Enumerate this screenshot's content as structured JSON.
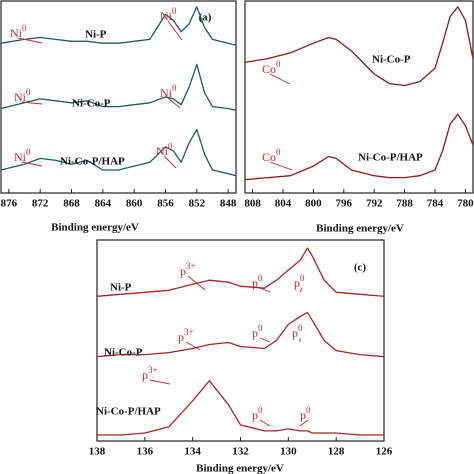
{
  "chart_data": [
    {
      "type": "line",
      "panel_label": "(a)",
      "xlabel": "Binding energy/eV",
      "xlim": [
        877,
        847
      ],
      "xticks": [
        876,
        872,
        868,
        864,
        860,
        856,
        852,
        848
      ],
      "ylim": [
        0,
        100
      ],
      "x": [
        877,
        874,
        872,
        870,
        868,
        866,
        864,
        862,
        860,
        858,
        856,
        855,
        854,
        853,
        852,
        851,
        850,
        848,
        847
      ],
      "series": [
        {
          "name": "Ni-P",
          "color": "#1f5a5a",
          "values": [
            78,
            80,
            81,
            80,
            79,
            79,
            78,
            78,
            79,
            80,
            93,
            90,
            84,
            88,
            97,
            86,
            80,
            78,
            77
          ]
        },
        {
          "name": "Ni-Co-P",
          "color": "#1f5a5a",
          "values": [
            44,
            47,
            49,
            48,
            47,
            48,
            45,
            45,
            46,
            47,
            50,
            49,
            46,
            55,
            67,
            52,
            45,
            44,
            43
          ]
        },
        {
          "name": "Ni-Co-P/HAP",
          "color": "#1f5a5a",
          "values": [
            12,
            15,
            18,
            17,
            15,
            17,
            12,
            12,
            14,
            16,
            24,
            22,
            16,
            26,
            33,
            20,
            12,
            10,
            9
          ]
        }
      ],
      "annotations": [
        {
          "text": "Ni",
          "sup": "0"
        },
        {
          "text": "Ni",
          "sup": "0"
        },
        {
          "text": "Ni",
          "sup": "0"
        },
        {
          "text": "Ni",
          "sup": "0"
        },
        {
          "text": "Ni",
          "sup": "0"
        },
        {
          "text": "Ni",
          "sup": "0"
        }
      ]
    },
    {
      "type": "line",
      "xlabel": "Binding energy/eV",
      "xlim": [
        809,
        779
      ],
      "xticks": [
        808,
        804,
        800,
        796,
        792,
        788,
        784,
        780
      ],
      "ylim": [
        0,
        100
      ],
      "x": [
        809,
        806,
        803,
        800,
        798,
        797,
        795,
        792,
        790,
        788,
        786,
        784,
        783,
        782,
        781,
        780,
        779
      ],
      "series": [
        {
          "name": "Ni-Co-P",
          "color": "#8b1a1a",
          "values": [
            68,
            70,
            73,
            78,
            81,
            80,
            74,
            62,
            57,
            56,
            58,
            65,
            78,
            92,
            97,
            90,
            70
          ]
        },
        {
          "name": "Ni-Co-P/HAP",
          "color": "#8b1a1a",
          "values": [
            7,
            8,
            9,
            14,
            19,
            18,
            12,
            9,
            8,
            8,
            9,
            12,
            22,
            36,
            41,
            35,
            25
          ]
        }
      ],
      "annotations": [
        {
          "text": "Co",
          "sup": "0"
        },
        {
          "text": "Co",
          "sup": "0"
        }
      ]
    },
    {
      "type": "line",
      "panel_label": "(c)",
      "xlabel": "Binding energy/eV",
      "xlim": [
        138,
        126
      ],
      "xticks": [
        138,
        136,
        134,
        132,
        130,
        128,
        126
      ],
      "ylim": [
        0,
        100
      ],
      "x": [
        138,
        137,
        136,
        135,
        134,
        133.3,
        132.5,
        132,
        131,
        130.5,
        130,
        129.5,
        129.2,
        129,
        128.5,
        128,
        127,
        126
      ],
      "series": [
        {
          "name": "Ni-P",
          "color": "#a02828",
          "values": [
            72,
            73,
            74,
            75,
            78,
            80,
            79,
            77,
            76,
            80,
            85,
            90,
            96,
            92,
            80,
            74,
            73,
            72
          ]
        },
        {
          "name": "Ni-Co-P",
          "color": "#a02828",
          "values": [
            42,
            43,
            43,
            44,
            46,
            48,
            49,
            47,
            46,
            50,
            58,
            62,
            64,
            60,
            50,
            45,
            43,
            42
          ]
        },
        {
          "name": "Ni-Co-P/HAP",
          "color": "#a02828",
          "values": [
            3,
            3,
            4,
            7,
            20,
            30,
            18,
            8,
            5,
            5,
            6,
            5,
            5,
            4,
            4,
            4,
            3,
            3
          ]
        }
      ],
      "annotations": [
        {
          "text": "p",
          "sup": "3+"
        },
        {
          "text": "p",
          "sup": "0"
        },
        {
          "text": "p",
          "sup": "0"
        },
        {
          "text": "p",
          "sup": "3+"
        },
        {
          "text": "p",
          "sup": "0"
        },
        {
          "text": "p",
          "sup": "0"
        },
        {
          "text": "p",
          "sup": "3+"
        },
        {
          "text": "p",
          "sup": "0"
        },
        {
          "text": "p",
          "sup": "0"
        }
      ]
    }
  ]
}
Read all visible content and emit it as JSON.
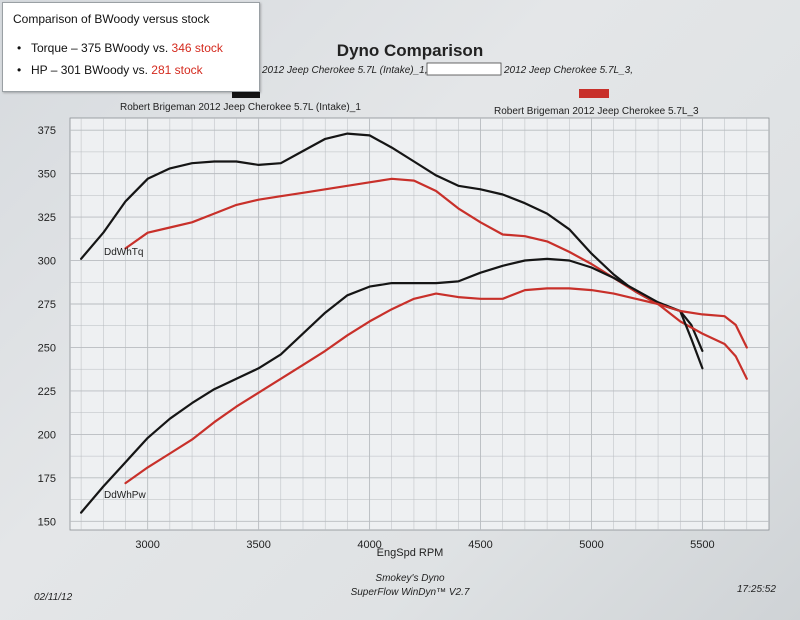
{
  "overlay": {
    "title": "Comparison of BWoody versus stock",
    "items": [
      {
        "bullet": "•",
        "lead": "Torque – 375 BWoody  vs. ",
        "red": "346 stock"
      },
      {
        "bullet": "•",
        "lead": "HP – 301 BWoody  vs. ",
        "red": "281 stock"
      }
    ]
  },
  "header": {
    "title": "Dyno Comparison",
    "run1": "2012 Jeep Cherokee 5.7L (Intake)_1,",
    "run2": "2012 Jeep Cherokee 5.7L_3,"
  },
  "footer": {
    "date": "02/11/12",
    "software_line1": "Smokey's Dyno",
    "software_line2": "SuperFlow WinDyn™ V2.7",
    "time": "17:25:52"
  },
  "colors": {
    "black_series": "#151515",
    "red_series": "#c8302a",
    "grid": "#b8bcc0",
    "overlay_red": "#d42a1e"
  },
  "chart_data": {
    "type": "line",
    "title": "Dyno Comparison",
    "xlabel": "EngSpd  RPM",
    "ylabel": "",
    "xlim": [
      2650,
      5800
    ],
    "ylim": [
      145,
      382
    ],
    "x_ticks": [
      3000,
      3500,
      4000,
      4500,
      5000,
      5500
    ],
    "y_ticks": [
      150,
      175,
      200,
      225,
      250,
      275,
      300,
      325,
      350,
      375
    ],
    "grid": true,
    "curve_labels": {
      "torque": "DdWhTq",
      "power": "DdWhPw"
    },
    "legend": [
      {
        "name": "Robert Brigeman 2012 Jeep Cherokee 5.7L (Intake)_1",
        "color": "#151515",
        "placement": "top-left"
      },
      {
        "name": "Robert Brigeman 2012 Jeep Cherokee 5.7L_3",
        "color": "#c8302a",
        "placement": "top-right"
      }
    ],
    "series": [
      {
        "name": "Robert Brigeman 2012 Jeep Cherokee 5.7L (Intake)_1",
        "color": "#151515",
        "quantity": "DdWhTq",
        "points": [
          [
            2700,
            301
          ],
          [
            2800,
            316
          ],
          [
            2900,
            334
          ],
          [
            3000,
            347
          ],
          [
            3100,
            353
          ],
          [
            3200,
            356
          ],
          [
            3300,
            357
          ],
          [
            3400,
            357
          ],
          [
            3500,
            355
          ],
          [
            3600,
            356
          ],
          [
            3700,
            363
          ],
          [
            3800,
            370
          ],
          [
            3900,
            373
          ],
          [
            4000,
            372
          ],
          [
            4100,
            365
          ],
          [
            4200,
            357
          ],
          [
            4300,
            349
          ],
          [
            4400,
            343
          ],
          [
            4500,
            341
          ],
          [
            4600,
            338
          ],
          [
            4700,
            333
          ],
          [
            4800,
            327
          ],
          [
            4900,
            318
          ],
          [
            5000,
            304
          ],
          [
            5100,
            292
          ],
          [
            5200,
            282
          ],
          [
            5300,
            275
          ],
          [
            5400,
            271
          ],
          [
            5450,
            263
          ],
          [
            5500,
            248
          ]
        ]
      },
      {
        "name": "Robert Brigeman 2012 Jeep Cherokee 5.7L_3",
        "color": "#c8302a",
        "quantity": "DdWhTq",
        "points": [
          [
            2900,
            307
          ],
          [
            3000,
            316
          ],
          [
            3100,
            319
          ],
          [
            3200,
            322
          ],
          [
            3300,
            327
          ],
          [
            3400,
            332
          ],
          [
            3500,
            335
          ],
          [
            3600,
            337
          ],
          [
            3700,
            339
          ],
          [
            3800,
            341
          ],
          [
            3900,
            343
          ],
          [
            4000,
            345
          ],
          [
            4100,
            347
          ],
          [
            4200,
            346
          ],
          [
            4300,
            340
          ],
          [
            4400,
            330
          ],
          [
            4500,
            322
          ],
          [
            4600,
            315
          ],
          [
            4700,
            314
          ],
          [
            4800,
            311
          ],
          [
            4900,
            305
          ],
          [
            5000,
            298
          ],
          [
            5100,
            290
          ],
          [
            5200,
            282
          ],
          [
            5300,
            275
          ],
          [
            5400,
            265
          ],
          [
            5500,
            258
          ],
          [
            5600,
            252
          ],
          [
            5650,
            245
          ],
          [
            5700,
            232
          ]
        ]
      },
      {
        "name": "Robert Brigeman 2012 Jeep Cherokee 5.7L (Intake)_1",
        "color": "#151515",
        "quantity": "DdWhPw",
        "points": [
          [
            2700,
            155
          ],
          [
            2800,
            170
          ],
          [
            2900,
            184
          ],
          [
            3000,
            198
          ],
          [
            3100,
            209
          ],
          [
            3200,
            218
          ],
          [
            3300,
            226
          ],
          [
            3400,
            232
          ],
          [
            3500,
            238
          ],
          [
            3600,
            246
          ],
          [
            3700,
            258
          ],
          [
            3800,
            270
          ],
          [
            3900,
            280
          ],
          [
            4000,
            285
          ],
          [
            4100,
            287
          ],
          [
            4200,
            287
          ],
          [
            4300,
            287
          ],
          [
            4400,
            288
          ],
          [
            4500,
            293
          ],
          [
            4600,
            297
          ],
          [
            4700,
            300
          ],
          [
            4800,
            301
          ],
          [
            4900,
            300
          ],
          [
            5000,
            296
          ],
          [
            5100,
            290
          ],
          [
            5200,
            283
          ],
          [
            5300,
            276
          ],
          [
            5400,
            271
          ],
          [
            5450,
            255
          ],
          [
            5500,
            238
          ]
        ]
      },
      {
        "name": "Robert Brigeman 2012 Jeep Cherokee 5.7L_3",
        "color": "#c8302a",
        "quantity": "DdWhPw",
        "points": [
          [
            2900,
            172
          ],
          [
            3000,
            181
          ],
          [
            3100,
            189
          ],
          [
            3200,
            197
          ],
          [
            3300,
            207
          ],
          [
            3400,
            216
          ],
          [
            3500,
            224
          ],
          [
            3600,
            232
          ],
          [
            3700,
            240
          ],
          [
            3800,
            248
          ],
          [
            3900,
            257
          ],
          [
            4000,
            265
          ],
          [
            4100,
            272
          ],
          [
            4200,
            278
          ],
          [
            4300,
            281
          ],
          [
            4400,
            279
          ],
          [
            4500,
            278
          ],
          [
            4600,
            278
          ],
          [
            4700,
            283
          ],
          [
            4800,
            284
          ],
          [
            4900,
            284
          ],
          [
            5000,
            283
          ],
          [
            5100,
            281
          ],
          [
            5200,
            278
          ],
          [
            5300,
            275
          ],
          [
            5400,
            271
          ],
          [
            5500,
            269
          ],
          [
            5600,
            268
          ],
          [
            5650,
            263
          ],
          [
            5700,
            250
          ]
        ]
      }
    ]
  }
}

......

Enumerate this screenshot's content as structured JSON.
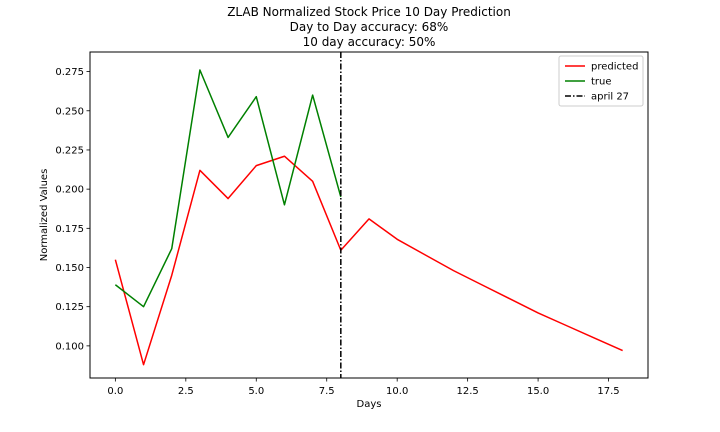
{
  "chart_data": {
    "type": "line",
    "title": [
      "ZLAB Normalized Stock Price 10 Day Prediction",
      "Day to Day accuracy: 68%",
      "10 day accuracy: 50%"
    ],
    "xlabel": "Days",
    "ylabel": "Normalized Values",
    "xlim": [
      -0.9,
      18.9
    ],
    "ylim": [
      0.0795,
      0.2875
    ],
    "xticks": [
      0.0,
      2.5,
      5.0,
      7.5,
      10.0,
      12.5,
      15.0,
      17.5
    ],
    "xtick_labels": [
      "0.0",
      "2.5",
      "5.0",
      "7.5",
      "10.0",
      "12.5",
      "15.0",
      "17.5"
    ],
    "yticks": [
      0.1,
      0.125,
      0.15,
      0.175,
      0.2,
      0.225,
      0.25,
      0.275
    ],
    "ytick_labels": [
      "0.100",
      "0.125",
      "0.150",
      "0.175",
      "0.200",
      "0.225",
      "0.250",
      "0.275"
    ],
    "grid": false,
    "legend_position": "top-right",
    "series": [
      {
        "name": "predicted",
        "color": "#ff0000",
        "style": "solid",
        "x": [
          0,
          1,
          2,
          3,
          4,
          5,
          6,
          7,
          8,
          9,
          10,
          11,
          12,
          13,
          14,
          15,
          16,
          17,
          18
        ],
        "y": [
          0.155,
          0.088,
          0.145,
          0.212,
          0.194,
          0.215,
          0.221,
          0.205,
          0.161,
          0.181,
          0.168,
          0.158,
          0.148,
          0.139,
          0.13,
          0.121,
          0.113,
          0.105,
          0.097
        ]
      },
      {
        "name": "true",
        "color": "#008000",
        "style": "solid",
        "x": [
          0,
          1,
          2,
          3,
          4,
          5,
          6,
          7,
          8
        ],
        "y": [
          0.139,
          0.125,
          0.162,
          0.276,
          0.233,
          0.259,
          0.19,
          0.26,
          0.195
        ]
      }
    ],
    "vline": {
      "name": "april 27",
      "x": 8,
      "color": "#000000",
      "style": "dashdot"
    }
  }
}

......

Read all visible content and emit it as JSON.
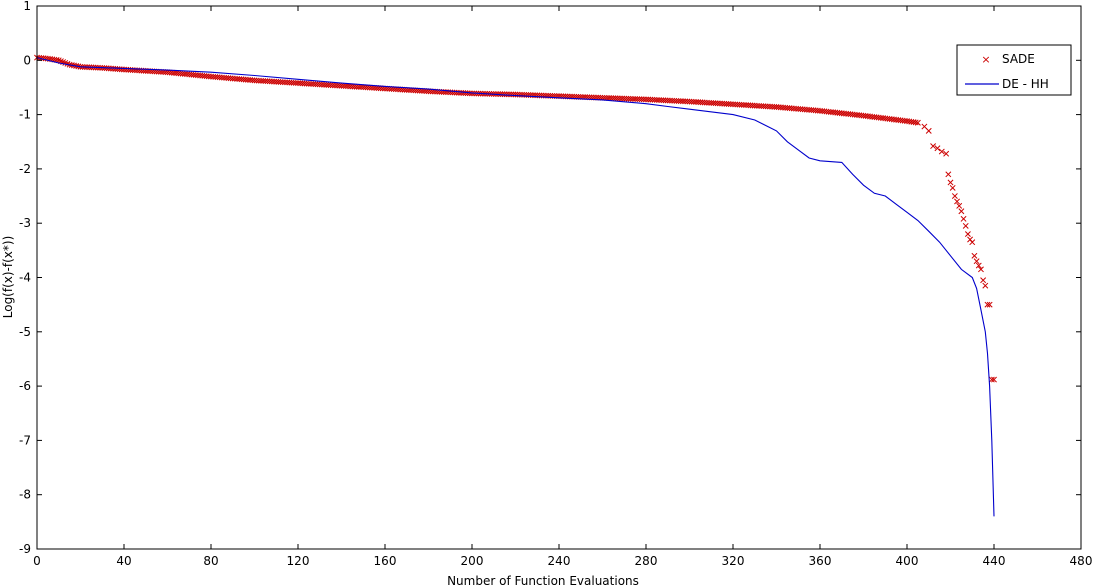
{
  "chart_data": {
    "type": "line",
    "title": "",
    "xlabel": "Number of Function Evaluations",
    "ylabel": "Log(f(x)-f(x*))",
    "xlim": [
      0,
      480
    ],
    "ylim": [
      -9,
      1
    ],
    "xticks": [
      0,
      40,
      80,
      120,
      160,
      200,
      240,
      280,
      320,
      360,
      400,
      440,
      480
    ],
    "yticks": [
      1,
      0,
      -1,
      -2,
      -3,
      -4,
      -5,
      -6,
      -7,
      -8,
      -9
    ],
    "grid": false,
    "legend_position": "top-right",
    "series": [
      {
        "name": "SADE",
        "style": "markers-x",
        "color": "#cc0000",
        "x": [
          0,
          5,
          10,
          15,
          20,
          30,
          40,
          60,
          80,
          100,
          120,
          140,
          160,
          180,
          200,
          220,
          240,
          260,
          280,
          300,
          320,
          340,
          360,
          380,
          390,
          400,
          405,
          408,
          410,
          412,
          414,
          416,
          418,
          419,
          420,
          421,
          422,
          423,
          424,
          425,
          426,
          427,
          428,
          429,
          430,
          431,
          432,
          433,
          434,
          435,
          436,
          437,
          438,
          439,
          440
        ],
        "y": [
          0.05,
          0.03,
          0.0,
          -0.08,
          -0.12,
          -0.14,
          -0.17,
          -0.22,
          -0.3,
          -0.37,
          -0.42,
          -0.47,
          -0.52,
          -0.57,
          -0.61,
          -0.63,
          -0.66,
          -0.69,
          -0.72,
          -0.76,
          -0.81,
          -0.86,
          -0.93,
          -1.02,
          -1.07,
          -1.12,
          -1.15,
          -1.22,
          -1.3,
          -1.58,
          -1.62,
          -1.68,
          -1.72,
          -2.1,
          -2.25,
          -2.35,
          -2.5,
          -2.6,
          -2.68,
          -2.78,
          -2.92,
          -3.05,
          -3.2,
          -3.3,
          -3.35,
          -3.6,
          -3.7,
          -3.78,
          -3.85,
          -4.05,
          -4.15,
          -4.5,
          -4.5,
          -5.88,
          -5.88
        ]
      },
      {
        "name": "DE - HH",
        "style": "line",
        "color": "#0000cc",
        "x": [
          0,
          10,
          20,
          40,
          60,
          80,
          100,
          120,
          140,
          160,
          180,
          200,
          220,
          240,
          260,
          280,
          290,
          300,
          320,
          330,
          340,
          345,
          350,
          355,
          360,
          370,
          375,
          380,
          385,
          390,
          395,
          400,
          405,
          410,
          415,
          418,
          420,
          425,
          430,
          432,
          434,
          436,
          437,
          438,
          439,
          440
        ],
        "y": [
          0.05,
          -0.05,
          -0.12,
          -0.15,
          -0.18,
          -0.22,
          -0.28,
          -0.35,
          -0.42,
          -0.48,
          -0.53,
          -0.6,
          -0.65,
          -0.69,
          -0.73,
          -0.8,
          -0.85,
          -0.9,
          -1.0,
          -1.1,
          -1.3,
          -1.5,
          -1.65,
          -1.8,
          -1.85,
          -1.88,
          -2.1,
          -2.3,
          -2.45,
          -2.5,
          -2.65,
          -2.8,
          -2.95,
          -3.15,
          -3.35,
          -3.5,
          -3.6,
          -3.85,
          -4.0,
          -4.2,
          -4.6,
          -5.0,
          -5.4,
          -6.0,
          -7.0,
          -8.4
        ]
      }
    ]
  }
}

......

- PROBLEM STATEMENT:
Find each line holding the string "accuracy" and copy it out.

- FINAL RESULT:
      "Day to Day accuracy: 68%",
      "10 day accuracy: 50%"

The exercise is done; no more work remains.